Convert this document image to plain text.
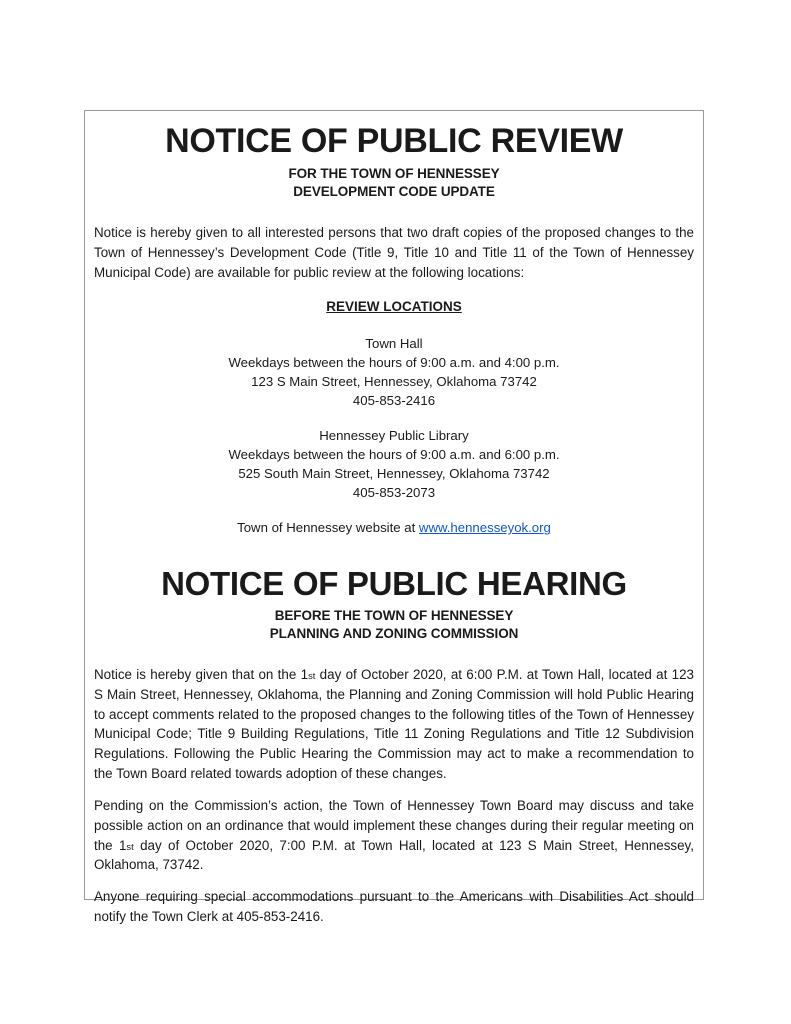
NOTICE OF PUBLIC REVIEW
FOR THE TOWN OF HENNESSEY
DEVELOPMENT CODE UPDATE

Notice is hereby given to all interested persons that two draft copies of the proposed changes to the Town of Hennessey’s Development Code (Title 9, Title 10 and Title 11 of the Town of Hennessey Municipal Code) are available for public review at the following locations:

REVIEW LOCATIONS
Town Hall
Weekdays between the hours of 9:00 a.m. and 4:00 p.m.
123 S Main Street, Hennessey, Oklahoma 73742
405-853-2416
Hennessey Public Library
Weekdays between the hours of 9:00 a.m. and 6:00 p.m.
525 South Main Street, Hennessey, Oklahoma 73742
405-853-2073
Town of Hennessey website at www.hennesseyok.org
NOTICE OF PUBLIC HEARING
BEFORE THE TOWN OF HENNESSEY
PLANNING AND ZONING COMMISSION

Notice is hereby given that on the 1st day of October 2020, at 6:00 P.M. at Town Hall, located at 123 S Main Street, Hennessey, Oklahoma, the Planning and Zoning Commission will hold Public Hearing to accept comments related to the proposed changes to the following titles of the Town of Hennessey Municipal Code; Title 9 Building Regulations, Title 11 Zoning Regulations and Title 12 Subdivision Regulations. Following the Public Hearing the Commission may act to make a recommendation to the Town Board related towards adoption of these changes.

Pending on the Commission’s action, the Town of Hennessey Town Board may discuss and take possible action on an ordinance that would implement these changes during their regular meeting on the 1st day of October 2020, 7:00 P.M. at Town Hall, located at 123 S Main Street, Hennessey, Oklahoma, 73742.

Anyone requiring special accommodations pursuant to the Americans with Disabilities Act should notify the Town Clerk at 405-853-2416.
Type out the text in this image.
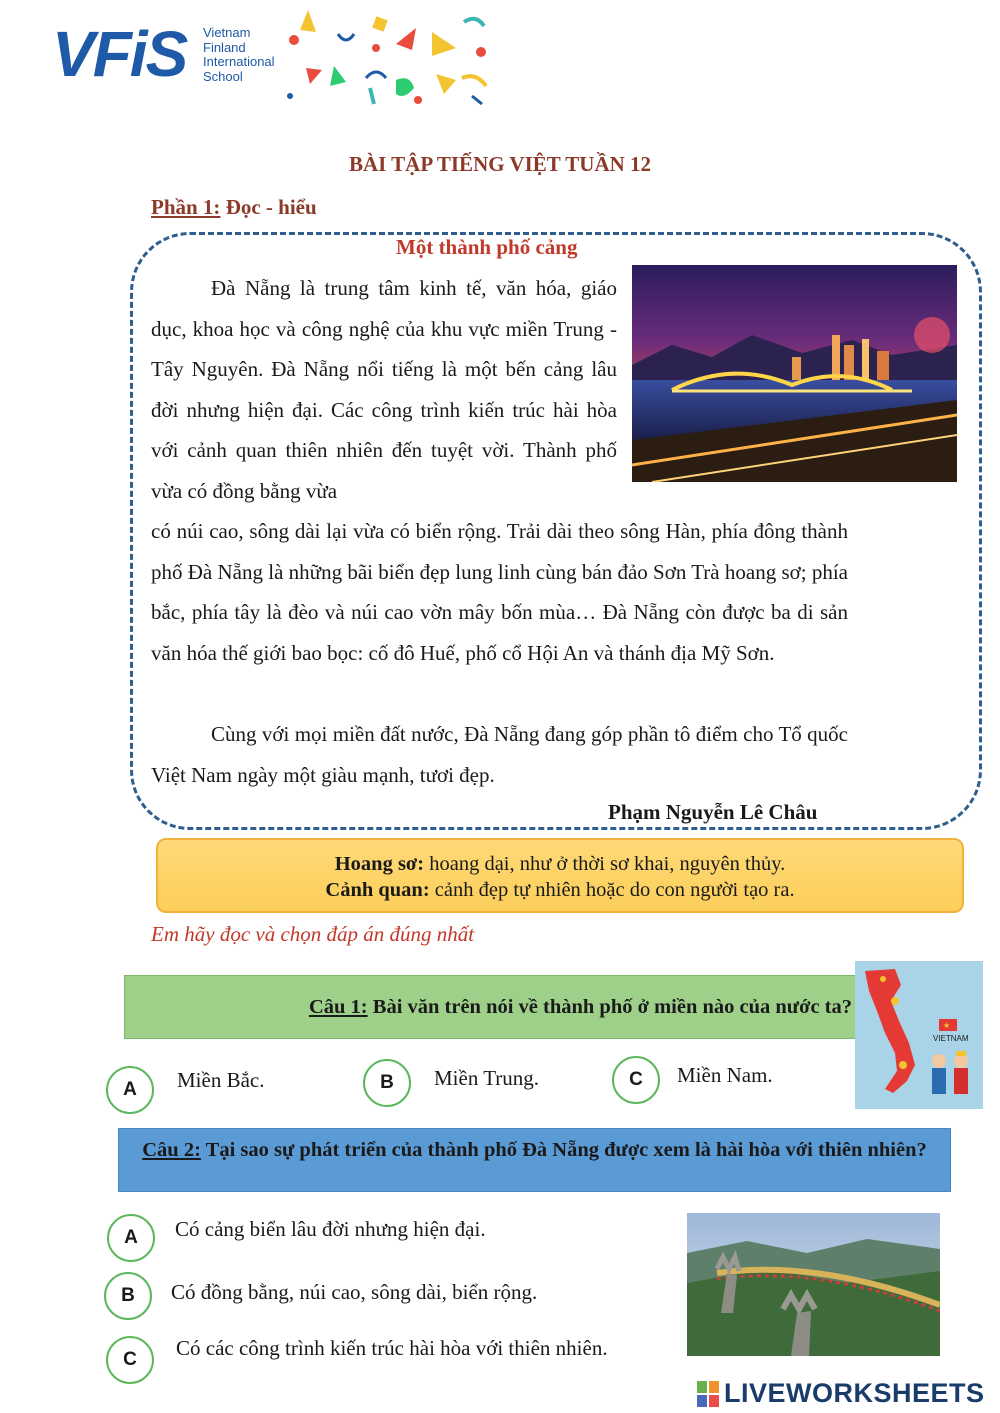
VFiS Vietnam
Finland
International
School
BÀI TẬP TIẾNG VIỆT TUẦN 12
Phần 1: Đọc - hiểu
Một thành phố cảng
Đà Nẵng là trung tâm kinh tế, văn hóa, giáo dục, khoa học và công nghệ của khu vực miền Trung - Tây Nguyên. Đà Nẵng nổi tiếng là một bến cảng lâu đời nhưng hiện đại. Các công trình kiến trúc hài hòa với cảnh quan thiên nhiên đến tuyệt vời. Thành phố vừa có đồng bằng vừa
có núi cao, sông dài lại vừa có biển rộng. Trải dài theo sông Hàn, phía đông thành phố Đà Nẵng là những bãi biển đẹp lung linh cùng bán đảo Sơn Trà hoang sơ; phía bắc, phía tây là đèo và núi cao vờn mây bốn mùa… Đà Nẵng còn được ba di sản văn hóa thế giới bao bọc: cố đô Huế, phố cổ Hội An và thánh địa Mỹ Sơn.
Cùng với mọi miền đất nước, Đà Nẵng đang góp phần tô điểm cho Tổ quốc Việt Nam ngày một giàu mạnh, tươi đẹp.
Phạm Nguyễn Lê Châu
Hoang sơ: hoang dại, như ở thời sơ khai, nguyên thủy.
Cảnh quan: cảnh đẹp tự nhiên hoặc do con người tạo ra.
Em hãy đọc và chọn đáp án đúng nhất
Câu 1: Bài văn trên nói về thành phố ở miền nào của nước ta?
★
VIETNAM
A	Miền Bắc.	B	Miền Trung.	C	Miền Nam.
Câu 2: Tại sao sự phát triển của thành phố Đà Nẵng được xem là hài hòa với thiên nhiên?
A	Có cảng biển lâu đời nhưng hiện đại.
B	Có đồng bằng, núi cao, sông dài, biển rộng.
C	Có các công trình kiến trúc hài hòa với thiên nhiên.
LIVEWORKSHEETS
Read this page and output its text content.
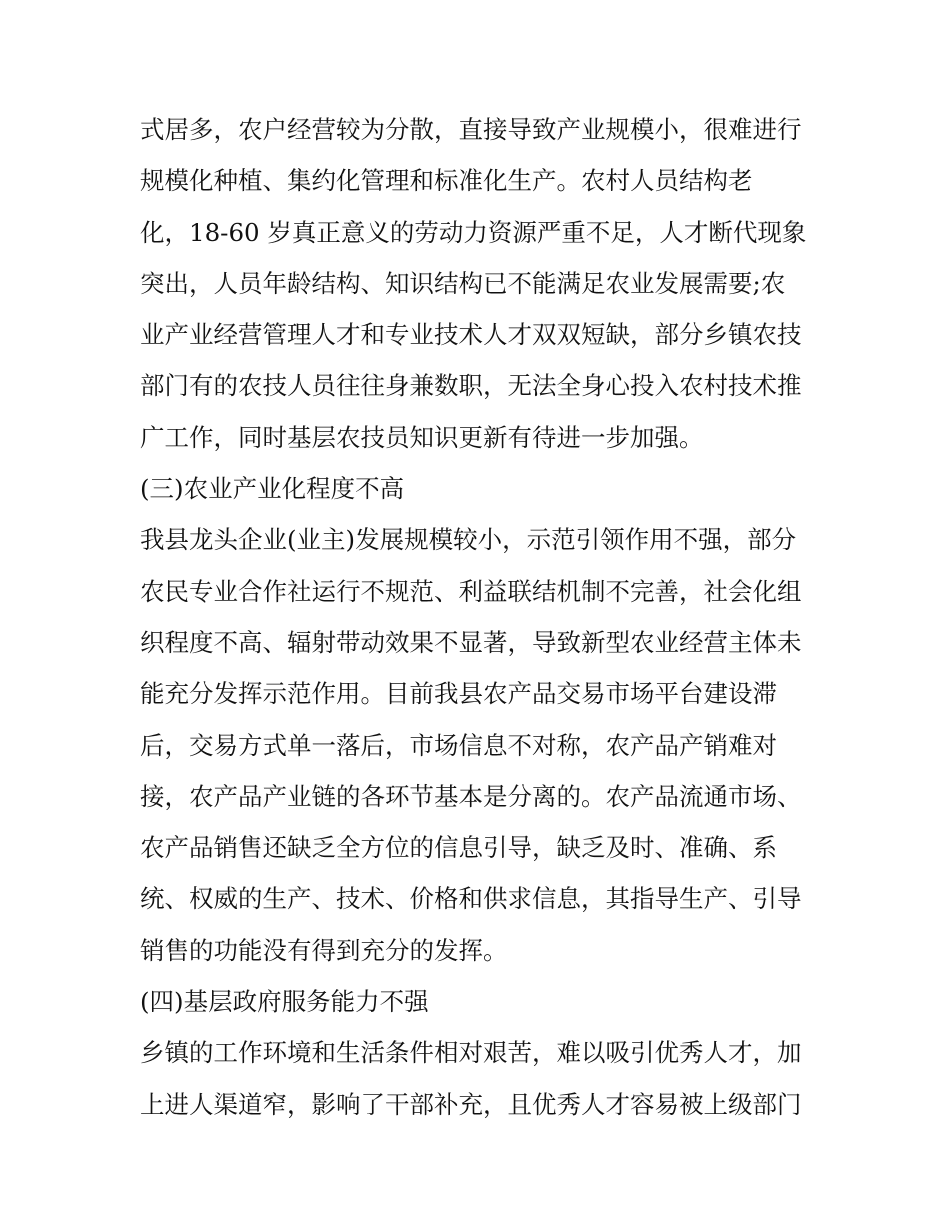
式居多，农户经营较为分散，直接导致产业规模小，很难进行
规模化种植、集约化管理和标准化生产。农村人员结构老
化，18-60 岁真正意义的劳动力资源严重不足，人才断代现象
突出，人员年龄结构、知识结构已不能满足农业发展需要;农
业产业经营管理人才和专业技术人才双双短缺，部分乡镇农技
部门有的农技人员往往身兼数职，无法全身心投入农村技术推
广工作，同时基层农技员知识更新有待进一步加强。
(三)农业产业化程度不高
我县龙头企业(业主)发展规模较小，示范引领作用不强，部分
农民专业合作社运行不规范、利益联结机制不完善，社会化组
织程度不高、辐射带动效果不显著，导致新型农业经营主体未
能充分发挥示范作用。目前我县农产品交易市场平台建设滞
后，交易方式单一落后，市场信息不对称，农产品产销难对
接，农产品产业链的各环节基本是分离的。农产品流通市场、
农产品销售还缺乏全方位的信息引导，缺乏及时、准确、系
统、权威的生产、技术、价格和供求信息，其指导生产、引导
销售的功能没有得到充分的发挥。
(四)基层政府服务能力不强
乡镇的工作环境和生活条件相对艰苦，难以吸引优秀人才，加
上进人渠道窄，影响了干部补充，且优秀人才容易被上级部门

What the task requires:
Without the pictures, repeat all the records word for word.

Output below:
Convert this document image to plain text.
NOTICE OF PUBLIC REVIEW
FOR THE TOWN OF HENNESSEY
DEVELOPMENT CODE UPDATE

Notice is hereby given to all interested persons that two draft copies of the proposed changes to the Town of Hennessey’s Development Code (Title 9, Title 10 and Title 11 of the Town of Hennessey Municipal Code) are available for public review at the following locations:

REVIEW LOCATIONS
Town Hall
Weekdays between the hours of 9:00 a.m. and 4:00 p.m.
123 S Main Street, Hennessey, Oklahoma 73742
405-853-2416
Hennessey Public Library
Weekdays between the hours of 9:00 a.m. and 6:00 p.m.
525 South Main Street, Hennessey, Oklahoma 73742
405-853-2073
Town of Hennessey website at www.hennesseyok.org
NOTICE OF PUBLIC HEARING
BEFORE THE TOWN OF HENNESSEY
PLANNING AND ZONING COMMISSION

Notice is hereby given that on the 1st day of October 2020, at 6:00 P.M. at Town Hall, located at 123 S Main Street, Hennessey, Oklahoma, the Planning and Zoning Commission will hold Public Hearing to accept comments related to the proposed changes to the following titles of the Town of Hennessey Municipal Code; Title 9 Building Regulations, Title 11 Zoning Regulations and Title 12 Subdivision Regulations. Following the Public Hearing the Commission may act to make a recommendation to the Town Board related towards adoption of these changes.

Pending on the Commission’s action, the Town of Hennessey Town Board may discuss and take possible action on an ordinance that would implement these changes during their regular meeting on the 1st day of October 2020, 7:00 P.M. at Town Hall, located at 123 S Main Street, Hennessey, Oklahoma, 73742.

Anyone requiring special accommodations pursuant to the Americans with Disabilities Act should notify the Town Clerk at 405-853-2416.
Type out the text in this image.
VFiS Vietnam
Finland
International
School
BÀI TẬP TIẾNG VIỆT TUẦN 12
Phần 1: Đọc - hiểu
Một thành phố cảng
Đà Nẵng là trung tâm kinh tế, văn hóa, giáo dục, khoa học và công nghệ của khu vực miền Trung - Tây Nguyên. Đà Nẵng nổi tiếng là một bến cảng lâu đời nhưng hiện đại. Các công trình kiến trúc hài hòa với cảnh quan thiên nhiên đến tuyệt vời. Thành phố vừa có đồng bằng vừa
có núi cao, sông dài lại vừa có biển rộng. Trải dài theo sông Hàn, phía đông thành phố Đà Nẵng là những bãi biển đẹp lung linh cùng bán đảo Sơn Trà hoang sơ; phía bắc, phía tây là đèo và núi cao vờn mây bốn mùa… Đà Nẵng còn được ba di sản văn hóa thế giới bao bọc: cố đô Huế, phố cổ Hội An và thánh địa Mỹ Sơn.
Cùng với mọi miền đất nước, Đà Nẵng đang góp phần tô điểm cho Tổ quốc Việt Nam ngày một giàu mạnh, tươi đẹp.
Phạm Nguyễn Lê Châu
Hoang sơ: hoang dại, như ở thời sơ khai, nguyên thủy.
Cảnh quan: cảnh đẹp tự nhiên hoặc do con người tạo ra.
Em hãy đọc và chọn đáp án đúng nhất
Câu 1: Bài văn trên nói về thành phố ở miền nào của nước ta?
★
VIETNAM
A	Miền Bắc.	B	Miền Trung.	C	Miền Nam.
Câu 2: Tại sao sự phát triển của thành phố Đà Nẵng được xem là hài hòa với thiên nhiên?
A	Có cảng biển lâu đời nhưng hiện đại.
B	Có đồng bằng, núi cao, sông dài, biển rộng.
C	Có các công trình kiến trúc hài hòa với thiên nhiên.
LIVEWORKSHEETS
Read this page and output its text content.
式居多，农户经营较为分散，直接导致产业规模小，很难进行
规模化种植、集约化管理和标准化生产。农村人员结构老
化，18-60 岁真正意义的劳动力资源严重不足，人才断代现象
突出，人员年龄结构、知识结构已不能满足农业发展需要;农
业产业经营管理人才和专业技术人才双双短缺，部分乡镇农技
部门有的农技人员往往身兼数职，无法全身心投入农村技术推
广工作，同时基层农技员知识更新有待进一步加强。
(三)农业产业化程度不高
我县龙头企业(业主)发展规模较小，示范引领作用不强，部分
农民专业合作社运行不规范、利益联结机制不完善，社会化组
织程度不高、辐射带动效果不显著，导致新型农业经营主体未
能充分发挥示范作用。目前我县农产品交易市场平台建设滞
后，交易方式单一落后，市场信息不对称，农产品产销难对
接，农产品产业链的各环节基本是分离的。农产品流通市场、
农产品销售还缺乏全方位的信息引导，缺乏及时、准确、系
统、权威的生产、技术、价格和供求信息，其指导生产、引导
销售的功能没有得到充分的发挥。
(四)基层政府服务能力不强
乡镇的工作环境和生活条件相对艰苦，难以吸引优秀人才，加
上进人渠道窄，影响了干部补充，且优秀人才容易被上级部门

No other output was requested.